** Job **
Read through the data and report every line in which the word "ESXi" occurs.

----

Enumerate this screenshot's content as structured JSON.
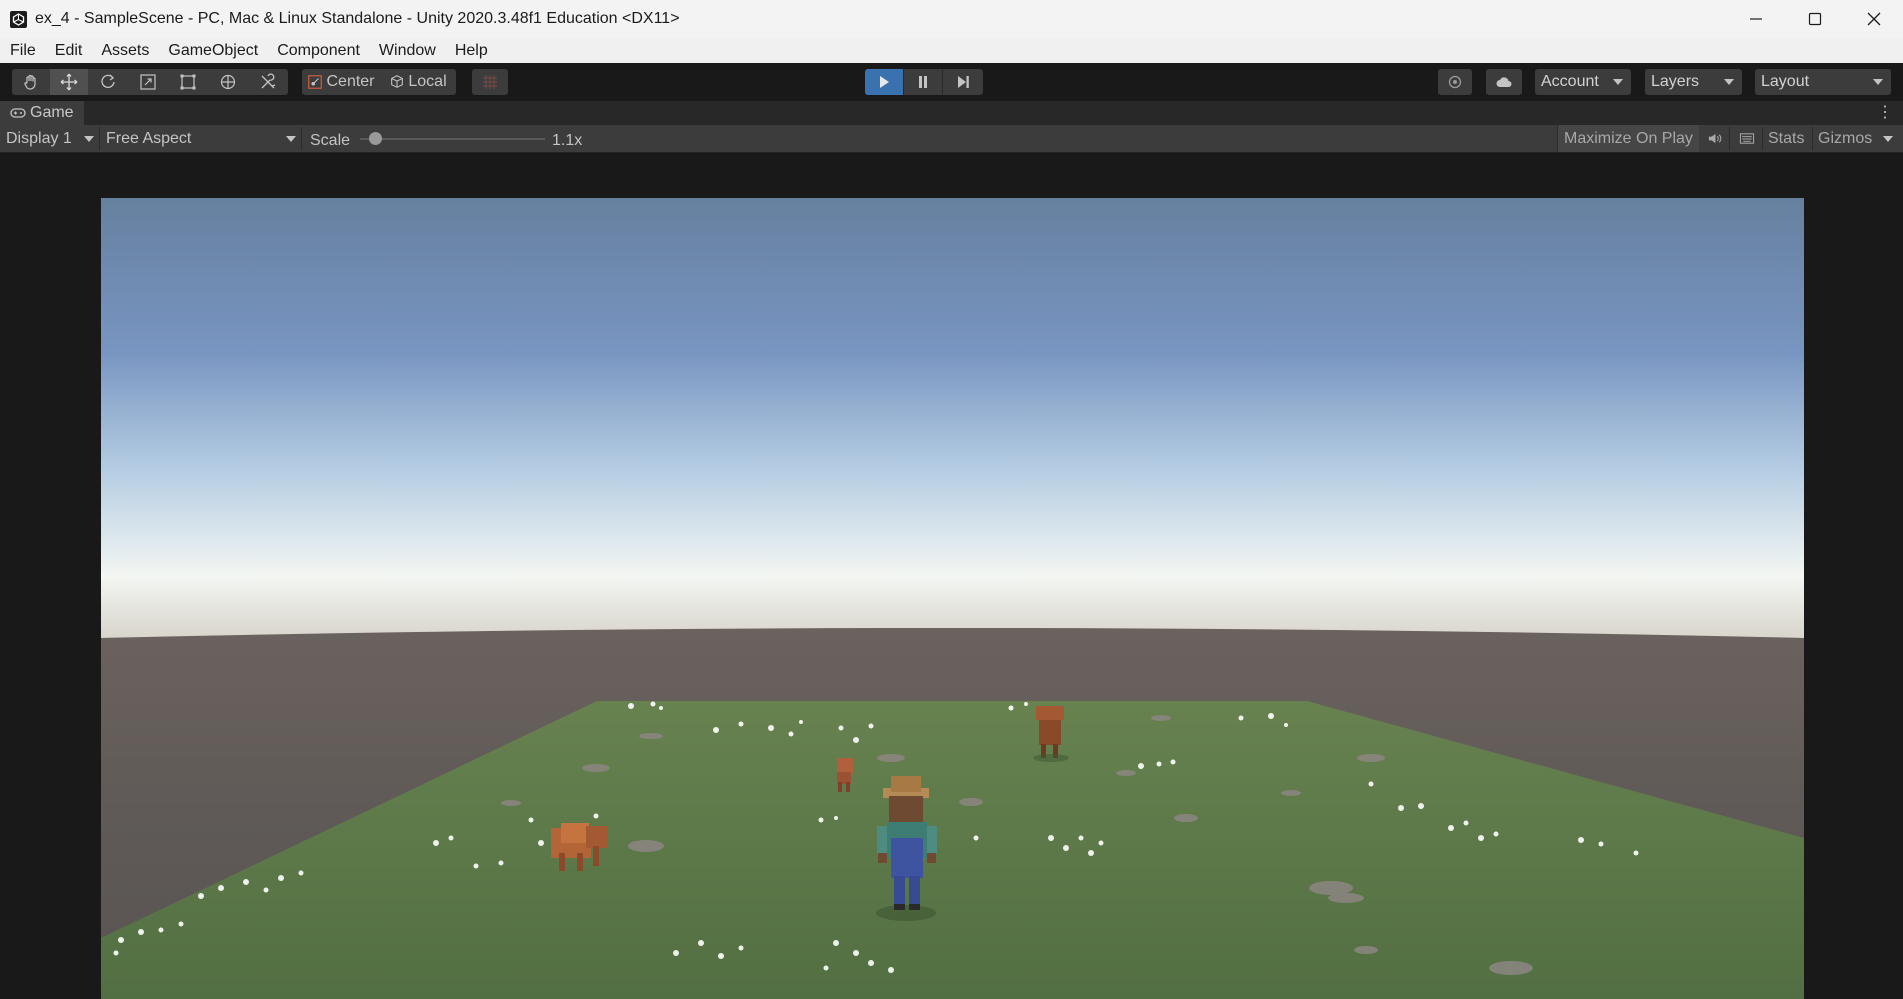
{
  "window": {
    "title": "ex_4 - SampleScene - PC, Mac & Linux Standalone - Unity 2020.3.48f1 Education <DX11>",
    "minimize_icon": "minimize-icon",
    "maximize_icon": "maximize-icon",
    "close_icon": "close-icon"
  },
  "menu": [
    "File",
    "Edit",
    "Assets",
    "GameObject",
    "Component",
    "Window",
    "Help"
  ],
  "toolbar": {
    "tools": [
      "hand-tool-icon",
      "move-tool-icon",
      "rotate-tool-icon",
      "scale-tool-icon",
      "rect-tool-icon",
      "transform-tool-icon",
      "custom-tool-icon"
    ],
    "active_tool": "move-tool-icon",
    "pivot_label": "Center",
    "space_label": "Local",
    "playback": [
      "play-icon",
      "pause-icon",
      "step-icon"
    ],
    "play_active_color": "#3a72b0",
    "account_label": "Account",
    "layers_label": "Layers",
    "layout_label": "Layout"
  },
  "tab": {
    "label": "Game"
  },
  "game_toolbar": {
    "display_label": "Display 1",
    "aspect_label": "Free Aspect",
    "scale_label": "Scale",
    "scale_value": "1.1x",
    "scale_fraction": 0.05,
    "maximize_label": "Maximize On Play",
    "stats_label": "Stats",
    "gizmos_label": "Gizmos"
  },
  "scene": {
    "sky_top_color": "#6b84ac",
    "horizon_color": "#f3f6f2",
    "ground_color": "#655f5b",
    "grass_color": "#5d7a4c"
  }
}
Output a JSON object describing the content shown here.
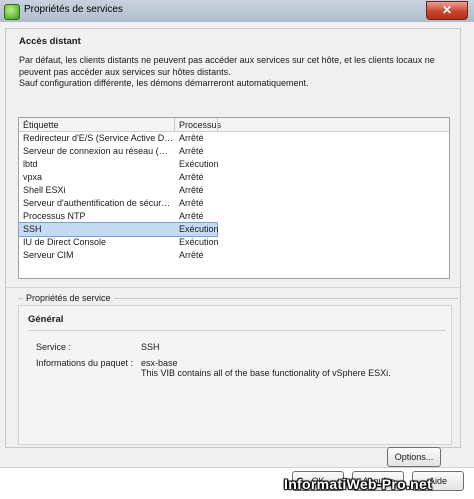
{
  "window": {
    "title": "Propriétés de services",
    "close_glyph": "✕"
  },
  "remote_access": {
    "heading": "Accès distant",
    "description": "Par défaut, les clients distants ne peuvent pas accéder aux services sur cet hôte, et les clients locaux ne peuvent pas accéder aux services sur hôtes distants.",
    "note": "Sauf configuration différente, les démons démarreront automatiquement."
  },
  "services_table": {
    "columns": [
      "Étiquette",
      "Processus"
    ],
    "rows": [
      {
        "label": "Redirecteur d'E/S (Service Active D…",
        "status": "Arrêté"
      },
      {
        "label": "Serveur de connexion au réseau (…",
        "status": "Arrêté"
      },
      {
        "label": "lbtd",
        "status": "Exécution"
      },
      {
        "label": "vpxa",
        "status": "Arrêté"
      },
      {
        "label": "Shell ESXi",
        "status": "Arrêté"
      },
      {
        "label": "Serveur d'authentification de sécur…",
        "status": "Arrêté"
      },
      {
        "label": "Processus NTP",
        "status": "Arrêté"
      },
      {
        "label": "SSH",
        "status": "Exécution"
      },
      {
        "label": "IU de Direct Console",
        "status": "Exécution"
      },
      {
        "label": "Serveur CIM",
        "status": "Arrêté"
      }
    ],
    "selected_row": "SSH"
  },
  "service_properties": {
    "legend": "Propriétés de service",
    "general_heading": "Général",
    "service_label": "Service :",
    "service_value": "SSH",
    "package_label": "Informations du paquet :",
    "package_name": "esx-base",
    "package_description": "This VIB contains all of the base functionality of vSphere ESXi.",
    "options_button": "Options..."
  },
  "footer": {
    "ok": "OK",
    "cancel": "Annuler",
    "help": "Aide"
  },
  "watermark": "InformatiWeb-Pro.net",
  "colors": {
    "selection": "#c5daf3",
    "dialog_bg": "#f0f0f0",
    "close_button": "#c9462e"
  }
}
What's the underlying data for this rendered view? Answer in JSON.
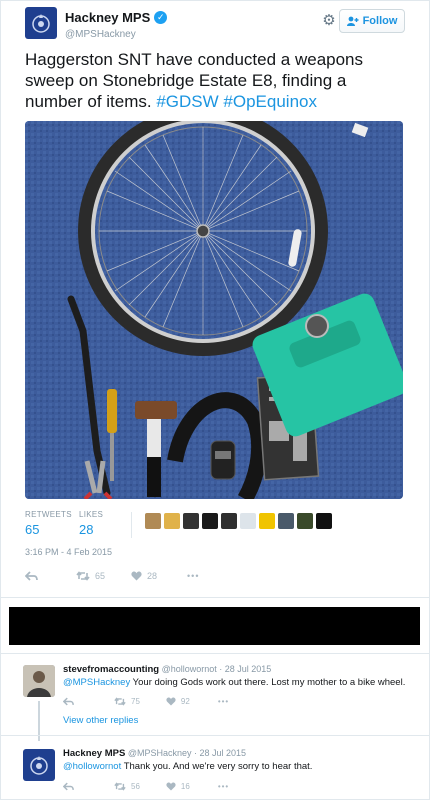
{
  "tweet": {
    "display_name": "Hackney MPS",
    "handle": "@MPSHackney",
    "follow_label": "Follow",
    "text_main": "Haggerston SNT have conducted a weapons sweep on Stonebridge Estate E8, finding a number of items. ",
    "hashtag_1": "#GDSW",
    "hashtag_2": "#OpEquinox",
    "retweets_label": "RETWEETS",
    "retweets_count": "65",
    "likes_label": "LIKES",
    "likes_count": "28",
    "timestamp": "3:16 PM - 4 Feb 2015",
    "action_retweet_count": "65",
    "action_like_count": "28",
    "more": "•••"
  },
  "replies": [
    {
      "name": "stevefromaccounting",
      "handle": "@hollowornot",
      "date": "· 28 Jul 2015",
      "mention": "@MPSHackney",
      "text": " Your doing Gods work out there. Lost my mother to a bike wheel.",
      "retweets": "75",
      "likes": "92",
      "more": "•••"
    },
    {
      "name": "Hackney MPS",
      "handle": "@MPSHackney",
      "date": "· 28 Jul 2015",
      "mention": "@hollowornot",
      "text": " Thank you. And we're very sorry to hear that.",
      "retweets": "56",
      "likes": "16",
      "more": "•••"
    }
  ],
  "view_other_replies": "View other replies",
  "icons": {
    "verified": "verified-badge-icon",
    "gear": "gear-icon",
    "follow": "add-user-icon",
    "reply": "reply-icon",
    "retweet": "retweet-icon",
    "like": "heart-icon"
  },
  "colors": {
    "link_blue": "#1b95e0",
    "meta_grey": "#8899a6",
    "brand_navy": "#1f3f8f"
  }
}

----

** Full answer **
        "label": "Shell ESXi",
    "package_description": "This VIB contains all of the base functionality of vSphere ESXi.",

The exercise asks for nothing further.